→ Aim of the exercise: Your task is to filter the data below down to the lines holding "imaging".

[Raw records]
— begin —

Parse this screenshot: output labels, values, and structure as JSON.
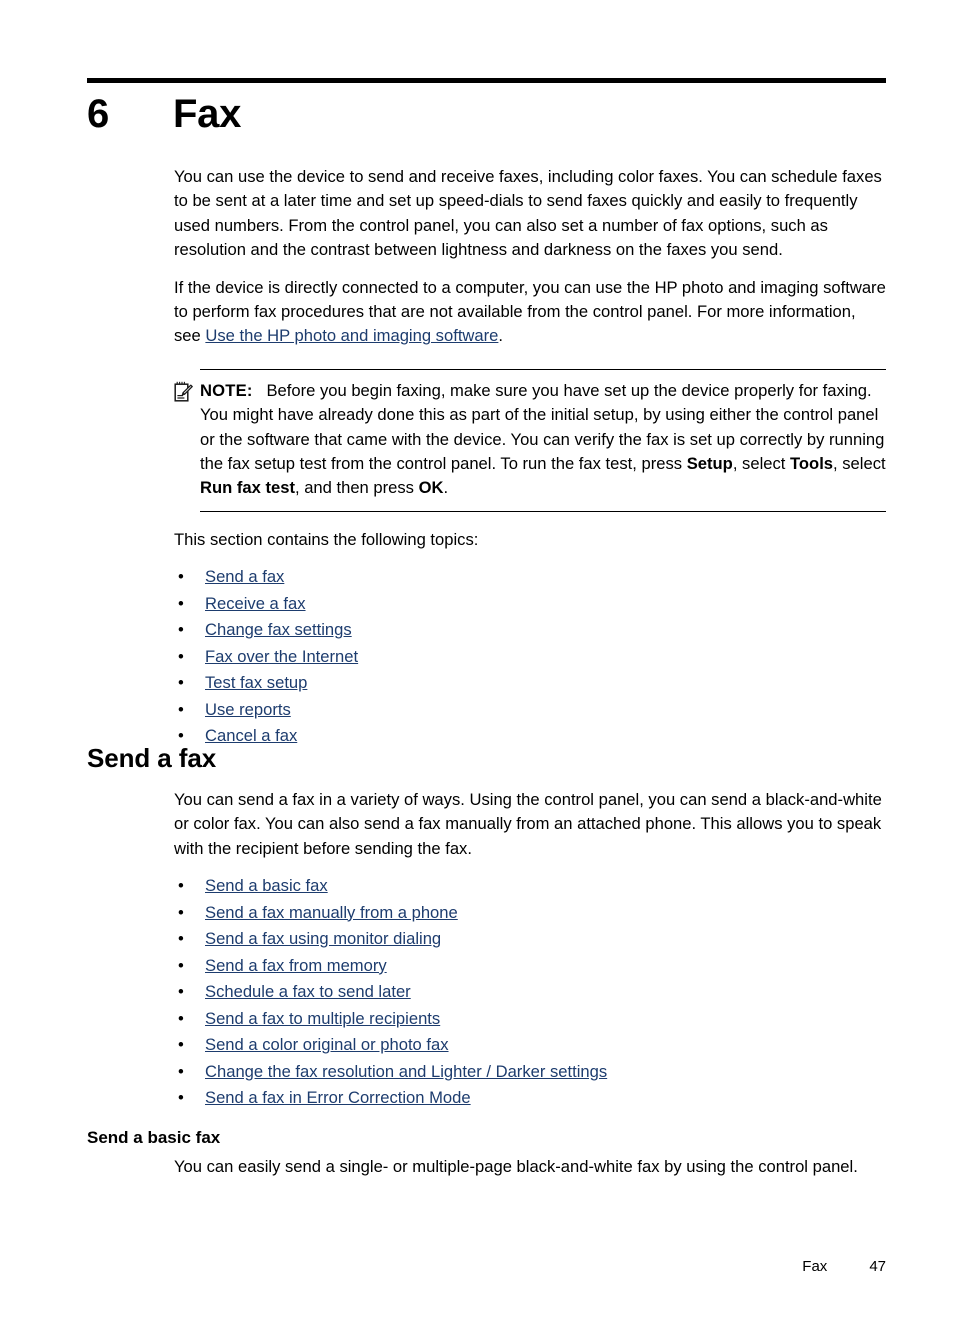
{
  "chapter": {
    "number": "6",
    "title": "Fax"
  },
  "intro": {
    "paragraph1": "You can use the device to send and receive faxes, including color faxes. You can schedule faxes to be sent at a later time and set up speed-dials to send faxes quickly and easily to frequently used numbers. From the control panel, you can also set a number of fax options, such as resolution and the contrast between lightness and darkness on the faxes you send.",
    "paragraph2_before_link": "If the device is directly connected to a computer, you can use the HP photo and imaging software to perform fax procedures that are not available from the control panel. For more information, see ",
    "paragraph2_link": "Use the HP photo and imaging software",
    "paragraph2_after_link": "."
  },
  "note": {
    "icon": "note-pad-pencil-icon",
    "label": "NOTE:",
    "text_part1": "Before you begin faxing, make sure you have set up the device properly for faxing. You might have already done this as part of the initial setup, by using either the control panel or the software that came with the device. You can verify the fax is set up correctly by running the fax setup test from the control panel. To run the fax test, press ",
    "bold1": "Setup",
    "text_part2": ", select ",
    "bold2": "Tools",
    "text_part3": ", select ",
    "bold3": "Run fax test",
    "text_part4": ", and then press ",
    "bold4": "OK",
    "text_part5": "."
  },
  "topics_intro": "This section contains the following topics:",
  "topics": [
    {
      "label": "Send a fax"
    },
    {
      "label": "Receive a fax"
    },
    {
      "label": "Change fax settings"
    },
    {
      "label": "Fax over the Internet"
    },
    {
      "label": "Test fax setup"
    },
    {
      "label": "Use reports"
    },
    {
      "label": "Cancel a fax"
    }
  ],
  "send_a_fax": {
    "heading": "Send a fax",
    "paragraph": "You can send a fax in a variety of ways. Using the control panel, you can send a black-and-white or color fax. You can also send a fax manually from an attached phone. This allows you to speak with the recipient before sending the fax.",
    "links": [
      {
        "label": "Send a basic fax"
      },
      {
        "label": "Send a fax manually from a phone"
      },
      {
        "label": "Send a fax using monitor dialing"
      },
      {
        "label": "Send a fax from memory"
      },
      {
        "label": "Schedule a fax to send later"
      },
      {
        "label": "Send a fax to multiple recipients"
      },
      {
        "label": "Send a color original or photo fax"
      },
      {
        "label": "Change the fax resolution and Lighter / Darker settings"
      },
      {
        "label": "Send a fax in Error Correction Mode"
      }
    ]
  },
  "send_a_basic_fax": {
    "heading": "Send a basic fax",
    "paragraph": "You can easily send a single- or multiple-page black-and-white fax by using the control panel."
  },
  "footer": {
    "section": "Fax",
    "page_number": "47"
  },
  "bullet_glyph": "•",
  "colors": {
    "link": "#1d3c6e",
    "text": "#000000",
    "rule": "#000000"
  }
}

— end —

→ Final result:
    "paragraph2_before_link": "If the device is directly connected to a computer, you can use the HP photo and imaging software to perform fax procedures that are not available from the control panel. For more information, see ",
    "paragraph2_link": "Use the HP photo and imaging software",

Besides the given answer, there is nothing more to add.